(Stored items from a collection)
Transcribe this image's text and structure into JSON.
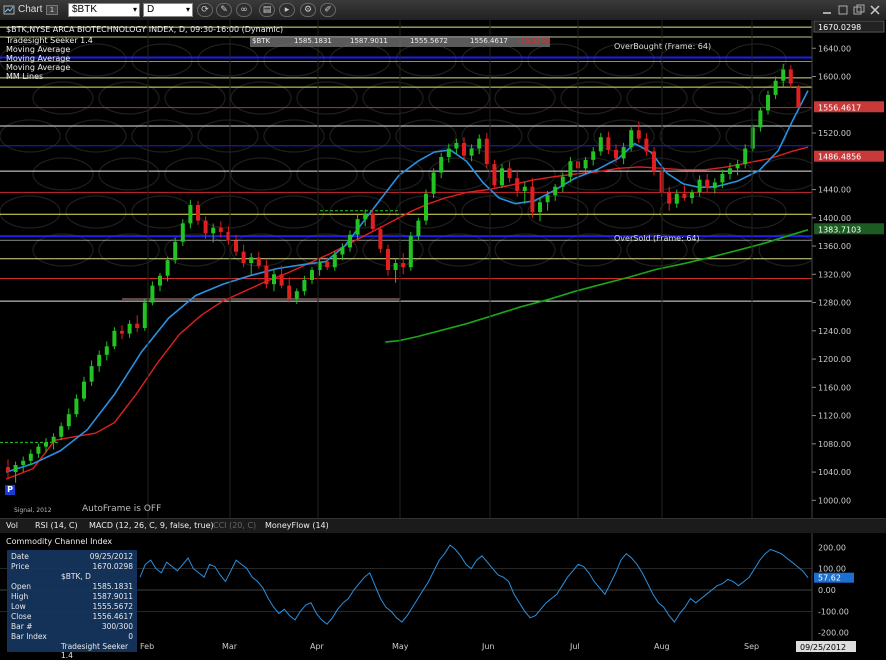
{
  "toolbar": {
    "chart_label": "Chart",
    "chart_badge": "1",
    "symbol": "$BTK",
    "interval": "D"
  },
  "header": {
    "title": "$BTK,NYSE ARCA BIOTECHNOLOGY INDEX, D, 09:30-16:00 (Dynamic)",
    "studies": [
      "Tradesight Seeker 1.4",
      "Moving Average",
      "Moving Average",
      "Moving Average",
      "MM Lines"
    ],
    "quote_strip": [
      "$BTK",
      "1585.1831",
      "1587.9011",
      "1555.5672",
      "1556.4617",
      "-20.3500"
    ]
  },
  "annotations": {
    "overbought": "OverBought (Frame: 64)",
    "oversold": "OverSold (Frame: 64)",
    "autoframe": "AutoFrame is OFF",
    "signal": "Signal, 2012"
  },
  "colors": {
    "background": "#000000",
    "up_candle": "#22c322",
    "down_candle": "#e02020",
    "ma_fast": "#2a90e0",
    "ma_mid": "#e02020",
    "ma_slow": "#1aa51a",
    "mm_blue": "#1010d0",
    "mm_yellow": "#f0f0a0",
    "mm_red": "#e02020",
    "price_tag_red": "#d03030",
    "price_tag_green": "#1a5a20"
  },
  "chart_data": {
    "type": "candlestick",
    "x": [
      "Feb",
      "Mar",
      "Apr",
      "May",
      "Jun",
      "Jul",
      "Aug",
      "Sep"
    ],
    "y_ticks": [
      "1670.0298",
      "1640.00",
      "1600.00",
      "1556.4617",
      "1520.00",
      "1486.4856",
      "1440.00",
      "1400.00",
      "1383.7103",
      "1360.00",
      "1320.00",
      "1280.00",
      "1240.00",
      "1200.00",
      "1160.00",
      "1120.00",
      "1080.00",
      "1040.00",
      "1000.00"
    ],
    "ylim": [
      975,
      1680
    ],
    "price_tags": [
      {
        "value": 1670.03,
        "label": "1670.0298",
        "style": "dark"
      },
      {
        "value": 1556.46,
        "label": "1556.4617",
        "style": "red"
      },
      {
        "value": 1486.49,
        "label": "1486.4856",
        "style": "red"
      },
      {
        "value": 1383.71,
        "label": "1383.7103",
        "style": "green"
      }
    ],
    "mm_lines": [
      {
        "value": 1670,
        "color": "#ffff90",
        "width": 1
      },
      {
        "value": 1656,
        "color": "#d8d8a0",
        "width": 1
      },
      {
        "value": 1627,
        "color": "#2222ff",
        "width": 2
      },
      {
        "value": 1598,
        "color": "#f0f0a0",
        "width": 1
      },
      {
        "value": 1585,
        "color": "#ffff70",
        "width": 1
      },
      {
        "value": 1556,
        "color": "#e03030",
        "width": 1
      },
      {
        "value": 1530,
        "color": "#ffffff",
        "width": 1
      },
      {
        "value": 1502,
        "color": "#2222ff",
        "width": 1
      },
      {
        "value": 1466,
        "color": "#ffffff",
        "width": 1
      },
      {
        "value": 1436,
        "color": "#e03030",
        "width": 1
      },
      {
        "value": 1405,
        "color": "#ffff60",
        "width": 1
      },
      {
        "value": 1374,
        "color": "#2222ff",
        "width": 2
      },
      {
        "value": 1342,
        "color": "#f0f0a0",
        "width": 1
      },
      {
        "value": 1314,
        "color": "#e03030",
        "width": 1
      },
      {
        "value": 1282,
        "color": "#ffffff",
        "width": 1
      }
    ],
    "ma_fast": [
      [
        0,
        1040
      ],
      [
        10,
        1052
      ],
      [
        20,
        1070
      ],
      [
        30,
        1100
      ],
      [
        40,
        1150
      ],
      [
        50,
        1210
      ],
      [
        60,
        1258
      ],
      [
        70,
        1290
      ],
      [
        80,
        1306
      ],
      [
        90,
        1318
      ],
      [
        100,
        1328
      ],
      [
        110,
        1334
      ],
      [
        118,
        1338
      ],
      [
        125,
        1360
      ],
      [
        133,
        1400
      ],
      [
        138,
        1425
      ],
      [
        145,
        1460
      ],
      [
        152,
        1480
      ],
      [
        158,
        1493
      ],
      [
        164,
        1496
      ],
      [
        170,
        1480
      ],
      [
        176,
        1450
      ],
      [
        182,
        1428
      ],
      [
        188,
        1420
      ],
      [
        195,
        1424
      ],
      [
        202,
        1438
      ],
      [
        210,
        1456
      ],
      [
        218,
        1468
      ],
      [
        226,
        1484
      ],
      [
        232,
        1505
      ],
      [
        238,
        1493
      ],
      [
        244,
        1463
      ],
      [
        250,
        1448
      ],
      [
        256,
        1443
      ],
      [
        262,
        1444
      ],
      [
        270,
        1452
      ],
      [
        278,
        1467
      ],
      [
        285,
        1495
      ],
      [
        290,
        1535
      ],
      [
        296,
        1580
      ]
    ],
    "ma_mid": [
      [
        0,
        1030
      ],
      [
        10,
        1045
      ],
      [
        18,
        1085
      ],
      [
        25,
        1090
      ],
      [
        33,
        1095
      ],
      [
        40,
        1110
      ],
      [
        48,
        1150
      ],
      [
        56,
        1195
      ],
      [
        64,
        1235
      ],
      [
        72,
        1262
      ],
      [
        80,
        1282
      ],
      [
        88,
        1296
      ],
      [
        96,
        1310
      ],
      [
        104,
        1322
      ],
      [
        112,
        1336
      ],
      [
        120,
        1350
      ],
      [
        128,
        1366
      ],
      [
        136,
        1382
      ],
      [
        144,
        1398
      ],
      [
        150,
        1410
      ],
      [
        156,
        1420
      ],
      [
        162,
        1428
      ],
      [
        170,
        1436
      ],
      [
        178,
        1440
      ],
      [
        186,
        1446
      ],
      [
        194,
        1453
      ],
      [
        202,
        1458
      ],
      [
        210,
        1462
      ],
      [
        218,
        1465
      ],
      [
        226,
        1470
      ],
      [
        234,
        1472
      ],
      [
        242,
        1470
      ],
      [
        250,
        1468
      ],
      [
        258,
        1468
      ],
      [
        266,
        1472
      ],
      [
        274,
        1478
      ],
      [
        282,
        1484
      ],
      [
        290,
        1494
      ],
      [
        296,
        1500
      ]
    ],
    "ma_slow": [
      [
        140,
        1224
      ],
      [
        145,
        1226
      ],
      [
        152,
        1232
      ],
      [
        160,
        1240
      ],
      [
        170,
        1250
      ],
      [
        180,
        1262
      ],
      [
        190,
        1274
      ],
      [
        200,
        1284
      ],
      [
        210,
        1296
      ],
      [
        220,
        1306
      ],
      [
        230,
        1316
      ],
      [
        240,
        1327
      ],
      [
        250,
        1335
      ],
      [
        260,
        1344
      ],
      [
        270,
        1354
      ],
      [
        280,
        1364
      ],
      [
        290,
        1376
      ],
      [
        296,
        1383
      ]
    ],
    "ohlc": [
      [
        1047,
        1058,
        1030,
        1040
      ],
      [
        1040,
        1055,
        1025,
        1050
      ],
      [
        1050,
        1062,
        1040,
        1056
      ],
      [
        1056,
        1072,
        1050,
        1066
      ],
      [
        1066,
        1080,
        1060,
        1076
      ],
      [
        1076,
        1088,
        1068,
        1082
      ],
      [
        1082,
        1095,
        1072,
        1090
      ],
      [
        1090,
        1110,
        1085,
        1105
      ],
      [
        1105,
        1130,
        1100,
        1122
      ],
      [
        1122,
        1150,
        1118,
        1144
      ],
      [
        1144,
        1175,
        1140,
        1168
      ],
      [
        1168,
        1198,
        1162,
        1190
      ],
      [
        1190,
        1212,
        1182,
        1206
      ],
      [
        1206,
        1225,
        1198,
        1218
      ],
      [
        1218,
        1245,
        1214,
        1240
      ],
      [
        1240,
        1248,
        1228,
        1236
      ],
      [
        1236,
        1255,
        1230,
        1250
      ],
      [
        1250,
        1262,
        1238,
        1244
      ],
      [
        1244,
        1285,
        1240,
        1280
      ],
      [
        1280,
        1310,
        1276,
        1304
      ],
      [
        1304,
        1322,
        1296,
        1318
      ],
      [
        1318,
        1345,
        1310,
        1340
      ],
      [
        1340,
        1372,
        1335,
        1366
      ],
      [
        1366,
        1398,
        1360,
        1392
      ],
      [
        1392,
        1425,
        1385,
        1418
      ],
      [
        1418,
        1424,
        1390,
        1396
      ],
      [
        1396,
        1402,
        1370,
        1378
      ],
      [
        1378,
        1392,
        1365,
        1386
      ],
      [
        1386,
        1395,
        1372,
        1380
      ],
      [
        1380,
        1388,
        1362,
        1368
      ],
      [
        1368,
        1376,
        1346,
        1352
      ],
      [
        1352,
        1362,
        1330,
        1336
      ],
      [
        1336,
        1350,
        1318,
        1344
      ],
      [
        1344,
        1352,
        1328,
        1332
      ],
      [
        1332,
        1340,
        1300,
        1306
      ],
      [
        1306,
        1326,
        1296,
        1320
      ],
      [
        1320,
        1332,
        1300,
        1304
      ],
      [
        1304,
        1316,
        1280,
        1286
      ],
      [
        1286,
        1300,
        1278,
        1296
      ],
      [
        1296,
        1318,
        1290,
        1312
      ],
      [
        1312,
        1330,
        1306,
        1326
      ],
      [
        1326,
        1342,
        1318,
        1338
      ],
      [
        1338,
        1344,
        1326,
        1330
      ],
      [
        1330,
        1352,
        1325,
        1348
      ],
      [
        1348,
        1364,
        1340,
        1358
      ],
      [
        1358,
        1382,
        1352,
        1376
      ],
      [
        1376,
        1405,
        1370,
        1398
      ],
      [
        1398,
        1412,
        1388,
        1406
      ],
      [
        1406,
        1412,
        1380,
        1384
      ],
      [
        1384,
        1388,
        1350,
        1356
      ],
      [
        1356,
        1362,
        1318,
        1326
      ],
      [
        1326,
        1342,
        1308,
        1336
      ],
      [
        1336,
        1350,
        1320,
        1330
      ],
      [
        1330,
        1380,
        1325,
        1374
      ],
      [
        1374,
        1400,
        1368,
        1396
      ],
      [
        1396,
        1440,
        1390,
        1434
      ],
      [
        1434,
        1470,
        1428,
        1464
      ],
      [
        1464,
        1492,
        1456,
        1486
      ],
      [
        1486,
        1505,
        1478,
        1498
      ],
      [
        1498,
        1512,
        1490,
        1506
      ],
      [
        1506,
        1514,
        1482,
        1488
      ],
      [
        1488,
        1504,
        1480,
        1498
      ],
      [
        1498,
        1518,
        1490,
        1512
      ],
      [
        1512,
        1520,
        1470,
        1476
      ],
      [
        1476,
        1482,
        1440,
        1446
      ],
      [
        1446,
        1476,
        1442,
        1470
      ],
      [
        1470,
        1480,
        1450,
        1456
      ],
      [
        1456,
        1468,
        1430,
        1438
      ],
      [
        1438,
        1450,
        1420,
        1444
      ],
      [
        1444,
        1456,
        1400,
        1408
      ],
      [
        1408,
        1428,
        1395,
        1422
      ],
      [
        1422,
        1438,
        1410,
        1432
      ],
      [
        1432,
        1448,
        1424,
        1444
      ],
      [
        1444,
        1464,
        1436,
        1458
      ],
      [
        1458,
        1486,
        1450,
        1480
      ],
      [
        1480,
        1492,
        1462,
        1470
      ],
      [
        1470,
        1486,
        1462,
        1482
      ],
      [
        1482,
        1500,
        1474,
        1494
      ],
      [
        1494,
        1520,
        1488,
        1514
      ],
      [
        1514,
        1522,
        1490,
        1496
      ],
      [
        1496,
        1504,
        1478,
        1484
      ],
      [
        1484,
        1506,
        1476,
        1500
      ],
      [
        1500,
        1528,
        1494,
        1524
      ],
      [
        1524,
        1536,
        1506,
        1512
      ],
      [
        1512,
        1520,
        1488,
        1494
      ],
      [
        1494,
        1500,
        1460,
        1466
      ],
      [
        1466,
        1476,
        1430,
        1436
      ],
      [
        1436,
        1444,
        1410,
        1420
      ],
      [
        1420,
        1440,
        1414,
        1434
      ],
      [
        1434,
        1446,
        1424,
        1428
      ],
      [
        1428,
        1440,
        1420,
        1436
      ],
      [
        1436,
        1460,
        1430,
        1454
      ],
      [
        1454,
        1462,
        1436,
        1442
      ],
      [
        1442,
        1456,
        1434,
        1450
      ],
      [
        1450,
        1468,
        1442,
        1462
      ],
      [
        1462,
        1478,
        1454,
        1470
      ],
      [
        1470,
        1482,
        1460,
        1476
      ],
      [
        1476,
        1504,
        1470,
        1498
      ],
      [
        1498,
        1532,
        1494,
        1528
      ],
      [
        1528,
        1556,
        1522,
        1552
      ],
      [
        1552,
        1580,
        1546,
        1574
      ],
      [
        1574,
        1600,
        1568,
        1594
      ],
      [
        1594,
        1618,
        1586,
        1610
      ],
      [
        1610,
        1616,
        1584,
        1590
      ],
      [
        1585,
        1588,
        1556,
        1556
      ]
    ]
  },
  "tabs": [
    "Vol",
    "RSI (14, C)",
    "MACD (12, 26, C, 9, false, true)",
    "CCI (20, C)",
    "MoneyFlow (14)"
  ],
  "active_tab": 3,
  "indicator": {
    "title": "Commodity Channel Index",
    "y_ticks": [
      200,
      100,
      57.62,
      0,
      -100,
      -200
    ],
    "y_labels": [
      "200.00",
      "100.00",
      "57.62",
      "0.00",
      "-100.00",
      "-200.00"
    ],
    "ylim": [
      -220,
      220
    ],
    "last_label": "57.62",
    "values": [
      60,
      120,
      140,
      100,
      80,
      130,
      110,
      90,
      120,
      150,
      100,
      80,
      60,
      120,
      110,
      70,
      40,
      90,
      140,
      120,
      100,
      60,
      40,
      10,
      -40,
      -80,
      -110,
      -90,
      -120,
      -140,
      -100,
      -70,
      -60,
      -110,
      -140,
      -160,
      -130,
      -90,
      -60,
      -40,
      0,
      30,
      60,
      80,
      20,
      -40,
      -80,
      -100,
      -130,
      -150,
      -120,
      -80,
      -40,
      0,
      40,
      90,
      140,
      170,
      210,
      190,
      160,
      120,
      100,
      140,
      160,
      130,
      100,
      70,
      60,
      40,
      -20,
      -60,
      -100,
      -130,
      -120,
      -90,
      -60,
      -40,
      -20,
      20,
      60,
      90,
      120,
      110,
      80,
      40,
      10,
      -20,
      30,
      80,
      140,
      170,
      150,
      120,
      80,
      30,
      -20,
      -60,
      -80,
      -120,
      -150,
      -110,
      -80,
      -40,
      -60,
      -40,
      -20,
      0,
      20,
      30,
      50,
      40,
      20,
      40,
      60,
      100,
      140,
      170,
      190,
      180,
      170,
      150,
      130,
      110,
      90,
      57.62
    ]
  },
  "info_panel": {
    "rows": [
      {
        "k": "Date",
        "v": "09/25/2012"
      },
      {
        "k": "Price",
        "v": "1670.0298"
      },
      {
        "k": "",
        "v": "$BTK, D"
      },
      {
        "k": "Open",
        "v": "1585.1831"
      },
      {
        "k": "High",
        "v": "1587.9011"
      },
      {
        "k": "Low",
        "v": "1555.5672"
      },
      {
        "k": "Close",
        "v": "1556.4617"
      },
      {
        "k": "Bar #",
        "v": "300/300"
      },
      {
        "k": "Bar Index",
        "v": "0"
      },
      {
        "k": "",
        "v": "Tradesight Seeker 1.4"
      }
    ]
  },
  "lower_axis": {
    "months": [
      "Feb",
      "Mar",
      "Apr",
      "May",
      "Jun",
      "Jul",
      "Aug",
      "Sep"
    ],
    "date_tag": "09/25/2012"
  }
}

**YOUR TASK**: What is the number of lines in this listing that contain the word "Tradesight"? Answer with that number and nothing else.

**SOLUTION FOR THIS EXERCISE**: 2